Copy the records below exactly as they appear.

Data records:
§ §

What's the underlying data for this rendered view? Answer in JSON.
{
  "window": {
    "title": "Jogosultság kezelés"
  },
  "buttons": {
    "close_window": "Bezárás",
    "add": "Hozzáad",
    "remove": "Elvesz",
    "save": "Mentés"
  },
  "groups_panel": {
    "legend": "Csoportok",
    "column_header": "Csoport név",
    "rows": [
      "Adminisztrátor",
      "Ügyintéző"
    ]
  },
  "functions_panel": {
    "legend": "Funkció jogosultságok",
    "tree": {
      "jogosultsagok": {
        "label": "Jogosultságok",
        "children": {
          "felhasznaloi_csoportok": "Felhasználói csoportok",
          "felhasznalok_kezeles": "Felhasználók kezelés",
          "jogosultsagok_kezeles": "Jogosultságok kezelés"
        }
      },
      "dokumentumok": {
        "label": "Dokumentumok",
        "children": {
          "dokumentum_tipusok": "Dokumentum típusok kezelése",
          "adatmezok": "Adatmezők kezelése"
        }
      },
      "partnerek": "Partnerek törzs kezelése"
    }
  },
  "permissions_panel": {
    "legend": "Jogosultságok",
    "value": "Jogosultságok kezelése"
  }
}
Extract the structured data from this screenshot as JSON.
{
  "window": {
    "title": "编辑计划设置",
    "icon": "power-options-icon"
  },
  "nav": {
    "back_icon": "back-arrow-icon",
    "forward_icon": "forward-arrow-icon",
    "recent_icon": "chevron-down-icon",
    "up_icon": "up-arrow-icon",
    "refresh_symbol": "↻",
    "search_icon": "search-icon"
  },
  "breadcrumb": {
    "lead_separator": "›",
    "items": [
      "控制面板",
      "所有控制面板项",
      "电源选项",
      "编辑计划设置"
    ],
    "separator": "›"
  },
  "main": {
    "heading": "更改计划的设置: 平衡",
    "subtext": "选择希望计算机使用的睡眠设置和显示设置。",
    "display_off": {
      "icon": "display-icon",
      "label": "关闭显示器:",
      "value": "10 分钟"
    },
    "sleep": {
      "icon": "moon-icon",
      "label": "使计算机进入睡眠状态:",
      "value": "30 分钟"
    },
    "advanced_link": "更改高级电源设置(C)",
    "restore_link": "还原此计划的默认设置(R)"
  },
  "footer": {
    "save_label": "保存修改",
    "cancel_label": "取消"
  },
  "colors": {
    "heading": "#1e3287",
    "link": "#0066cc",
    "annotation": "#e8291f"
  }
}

§ §

### Result
What's the underlying data for this rendered view? Answer in JSON.
{
  "window": {
    "title": "Jogosultság kezelés"
  },
  "buttons": {
    "close_window": "Bezárás",
    "add": "Hozzáad",
    "remove": "Elvesz",
    "save": "Mentés"
  },
  "groups_panel": {
    "legend": "Csoportok",
    "column_header": "Csoport név",
    "rows": [
      "Adminisztrátor",
      "Ügyintéző"
    ]
  },
  "functions_panel": {
    "legend": "Funkció jogosultságok",
    "tree": {
      "jogosultsagok": {
        "label": "Jogosultságok",
        "children": {
          "felhasznaloi_csoportok": "Felhasználói csoportok",
          "felhasznalok_kezeles": "Felhasználók kezelés",
          "jogosultsagok_kezeles": "Jogosultságok kezelés"
        }
      },
      "dokumentumok": {
        "label": "Dokumentumok",
        "children": {
          "dokumentum_tipusok": "Dokumentum típusok kezelése",
          "adatmezok": "Adatmezők kezelése"
        }
      },
      "partnerek": "Partnerek törzs kezelése"
    }
  },
  "permissions_panel": {
    "legend": "Jogosultságok",
    "value": "Jogosultságok kezelése"
  }
}
Extract the structured data from this screenshot as JSON.
{
  "window": {
    "title": "编辑计划设置",
    "icon": "power-options-icon"
  },
  "nav": {
    "back_icon": "back-arrow-icon",
    "forward_icon": "forward-arrow-icon",
    "recent_icon": "chevron-down-icon",
    "up_icon": "up-arrow-icon",
    "refresh_symbol": "↻",
    "search_icon": "search-icon"
  },
  "breadcrumb": {
    "lead_separator": "›",
    "items": [
      "控制面板",
      "所有控制面板项",
      "电源选项",
      "编辑计划设置"
    ],
    "separator": "›"
  },
  "main": {
    "heading": "更改计划的设置: 平衡",
    "subtext": "选择希望计算机使用的睡眠设置和显示设置。",
    "display_off": {
      "icon": "display-icon",
      "label": "关闭显示器:",
      "value": "10 分钟"
    },
    "sleep": {
      "icon": "moon-icon",
      "label": "使计算机进入睡眠状态:",
      "value": "30 分钟"
    },
    "advanced_link": "更改高级电源设置(C)",
    "restore_link": "还原此计划的默认设置(R)"
  },
  "footer": {
    "save_label": "保存修改",
    "cancel_label": "取消"
  },
  "colors": {
    "heading": "#1e3287",
    "link": "#0066cc",
    "annotation": "#e8291f"
  }
}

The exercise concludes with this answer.